REQUIREMENTS
Restate the full set of records exactly, word for word.

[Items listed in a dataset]
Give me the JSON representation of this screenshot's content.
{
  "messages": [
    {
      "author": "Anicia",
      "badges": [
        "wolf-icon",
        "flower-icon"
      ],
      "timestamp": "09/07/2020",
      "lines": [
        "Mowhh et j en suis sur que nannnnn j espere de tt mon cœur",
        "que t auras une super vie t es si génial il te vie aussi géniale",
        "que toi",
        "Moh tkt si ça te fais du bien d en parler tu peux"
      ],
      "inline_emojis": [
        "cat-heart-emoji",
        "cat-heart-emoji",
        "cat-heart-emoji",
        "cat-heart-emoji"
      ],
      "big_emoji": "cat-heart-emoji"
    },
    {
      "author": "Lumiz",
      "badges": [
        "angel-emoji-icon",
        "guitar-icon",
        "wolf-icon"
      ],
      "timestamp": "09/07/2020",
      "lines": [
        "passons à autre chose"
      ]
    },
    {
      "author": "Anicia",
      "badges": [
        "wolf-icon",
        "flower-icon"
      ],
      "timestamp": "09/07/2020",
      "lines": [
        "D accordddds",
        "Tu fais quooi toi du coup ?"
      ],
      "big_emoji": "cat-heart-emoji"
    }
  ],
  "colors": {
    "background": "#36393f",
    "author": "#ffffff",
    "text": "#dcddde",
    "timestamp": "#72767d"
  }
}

WORKED ANSWER
Give me the JSON representation of this screenshot's content.
{
  "messages": [
    {
      "author": "Anicia",
      "badges": [
        "wolf-icon",
        "flower-icon"
      ],
      "timestamp": "09/07/2020",
      "lines": [
        "Mowhh et j en suis sur que nannnnn j espere de tt mon cœur",
        "que t auras une super vie t es si génial il te vie aussi géniale",
        "que toi",
        "Moh tkt si ça te fais du bien d en parler tu peux"
      ],
      "inline_emojis": [
        "cat-heart-emoji",
        "cat-heart-emoji",
        "cat-heart-emoji",
        "cat-heart-emoji"
      ],
      "big_emoji": "cat-heart-emoji"
    },
    {
      "author": "Lumiz",
      "badges": [
        "angel-emoji-icon",
        "guitar-icon",
        "wolf-icon"
      ],
      "timestamp": "09/07/2020",
      "lines": [
        "passons à autre chose"
      ]
    },
    {
      "author": "Anicia",
      "badges": [
        "wolf-icon",
        "flower-icon"
      ],
      "timestamp": "09/07/2020",
      "lines": [
        "D accordddds",
        "Tu fais quooi toi du coup ?"
      ],
      "big_emoji": "cat-heart-emoji"
    }
  ],
  "colors": {
    "background": "#36393f",
    "author": "#ffffff",
    "text": "#dcddde",
    "timestamp": "#72767d"
  }
}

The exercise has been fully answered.